:: TASK TO CARRY OUT ::
Pictures do not belong in the copy, so please give every entry below again exactly.

:: DATA SUPPLIED ::
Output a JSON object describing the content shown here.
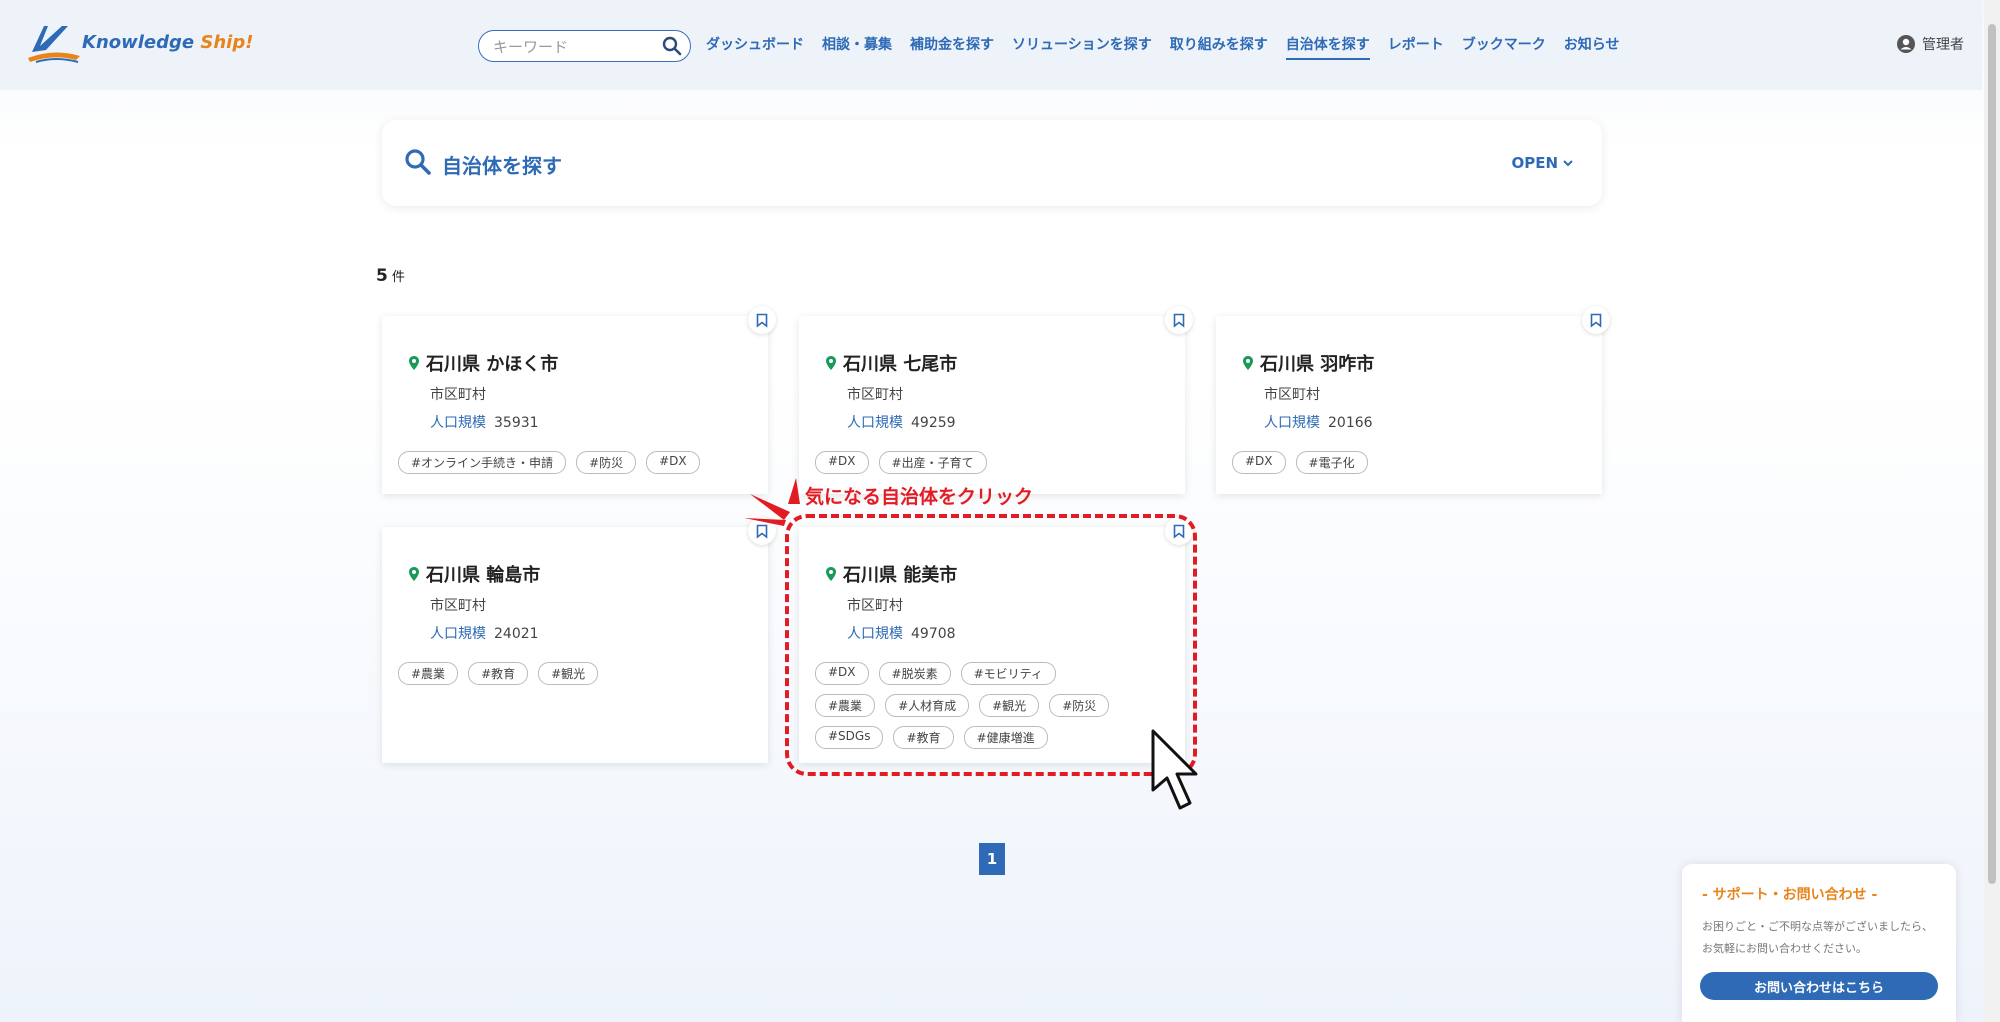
{
  "header": {
    "logo_text_main": "Knowledge ",
    "logo_text_accent": "Ship!",
    "search_placeholder": "キーワード",
    "nav": [
      {
        "label": "ダッシュボード"
      },
      {
        "label": "相談・募集"
      },
      {
        "label": "補助金を探す"
      },
      {
        "label": "ソリューションを探す"
      },
      {
        "label": "取り組みを探す"
      },
      {
        "label": "自治体を探す",
        "active": true
      },
      {
        "label": "レポート"
      },
      {
        "label": "ブックマーク"
      },
      {
        "label": "お知らせ"
      }
    ],
    "user_label": "管理者"
  },
  "filter": {
    "title": "自治体を探す",
    "toggle_label": "OPEN"
  },
  "results": {
    "count": "5",
    "count_unit": "件"
  },
  "cards": [
    {
      "title": "石川県 かほく市",
      "type": "市区町村",
      "population_label": "人口規模",
      "population": "35931",
      "tags": [
        "#オンライン手続き・申請",
        "#防災",
        "#DX"
      ]
    },
    {
      "title": "石川県 七尾市",
      "type": "市区町村",
      "population_label": "人口規模",
      "population": "49259",
      "tags": [
        "#DX",
        "#出産・子育て"
      ]
    },
    {
      "title": "石川県 羽咋市",
      "type": "市区町村",
      "population_label": "人口規模",
      "population": "20166",
      "tags": [
        "#DX",
        "#電子化"
      ]
    },
    {
      "title": "石川県 輪島市",
      "type": "市区町村",
      "population_label": "人口規模",
      "population": "24021",
      "tags": [
        "#農業",
        "#教育",
        "#観光"
      ]
    },
    {
      "title": "石川県 能美市",
      "type": "市区町村",
      "population_label": "人口規模",
      "population": "49708",
      "tags": [
        "#DX",
        "#脱炭素",
        "#モビリティ",
        "#農業",
        "#人材育成",
        "#観光",
        "#防災",
        "#SDGs",
        "#教育",
        "#健康増進"
      ]
    }
  ],
  "annotation": {
    "text": "気になる自治体をクリック"
  },
  "pagination": {
    "current": "1"
  },
  "support": {
    "title": "- サポート・お問い合わせ -",
    "body": "お困りごと・ご不明な点等がございましたら、お気軽にお問い合わせください。",
    "button": "お問い合わせはこちら"
  },
  "colors": {
    "primary": "#2e6ab5",
    "accent": "#e8841a",
    "annotation": "#e31b23",
    "pin": "#1a9a5a"
  }
}
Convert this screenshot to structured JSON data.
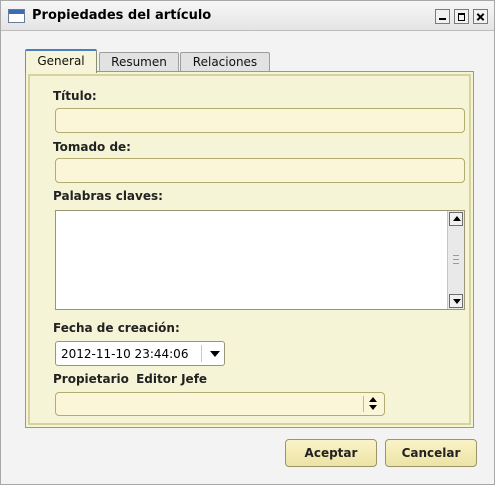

:: FULL OUTPUT ::
Output a JSON object describing the content shown here.
{
  "header": {
    "logo_text_main": "Knowledge ",
    "logo_text_accent": "Ship!",
    "search_placeholder": "キーワード",
    "nav": [
      {
        "label": "ダッシュボード"
      },
      {
        "label": "相談・募集"
      },
      {
        "label": "補助金を探す"
      },
      {
        "label": "ソリューションを探す"
      },
      {
        "label": "取り組みを探す"
      },
      {
        "label": "自治体を探す",
        "active": true
      },
      {
        "label": "レポート"
      },
      {
        "label": "ブックマーク"
      },
      {
        "label": "お知らせ"
      }
    ],
    "user_label": "管理者"
  },
  "filter": {
    "title": "自治体を探す",
    "toggle_label": "OPEN"
  },
  "results": {
    "count": "5",
    "count_unit": "件"
  },
  "cards": [
    {
      "title": "石川県 かほく市",
      "type": "市区町村",
      "population_label": "人口規模",
      "population": "35931",
      "tags": [
        "#オンライン手続き・申請",
        "#防災",
        "#DX"
      ]
    },
    {
      "title": "石川県 七尾市",
      "type": "市区町村",
      "population_label": "人口規模",
      "population": "49259",
      "tags": [
        "#DX",
        "#出産・子育て"
      ]
    },
    {
      "title": "石川県 羽咋市",
      "type": "市区町村",
      "population_label": "人口規模",
      "population": "20166",
      "tags": [
        "#DX",
        "#電子化"
      ]
    },
    {
      "title": "石川県 輪島市",
      "type": "市区町村",
      "population_label": "人口規模",
      "population": "24021",
      "tags": [
        "#農業",
        "#教育",
        "#観光"
      ]
    },
    {
      "title": "石川県 能美市",
      "type": "市区町村",
      "population_label": "人口規模",
      "population": "49708",
      "tags": [
        "#DX",
        "#脱炭素",
        "#モビリティ",
        "#農業",
        "#人材育成",
        "#観光",
        "#防災",
        "#SDGs",
        "#教育",
        "#健康増進"
      ]
    }
  ],
  "annotation": {
    "text": "気になる自治体をクリック"
  },
  "pagination": {
    "current": "1"
  },
  "support": {
    "title": "- サポート・お問い合わせ -",
    "body": "お困りごと・ご不明な点等がございましたら、お気軽にお問い合わせください。",
    "button": "お問い合わせはこちら"
  },
  "colors": {
    "primary": "#2e6ab5",
    "accent": "#e8841a",
    "annotation": "#e31b23",
    "pin": "#1a9a5a"
  }
}
Convert this screenshot to structured JSON data.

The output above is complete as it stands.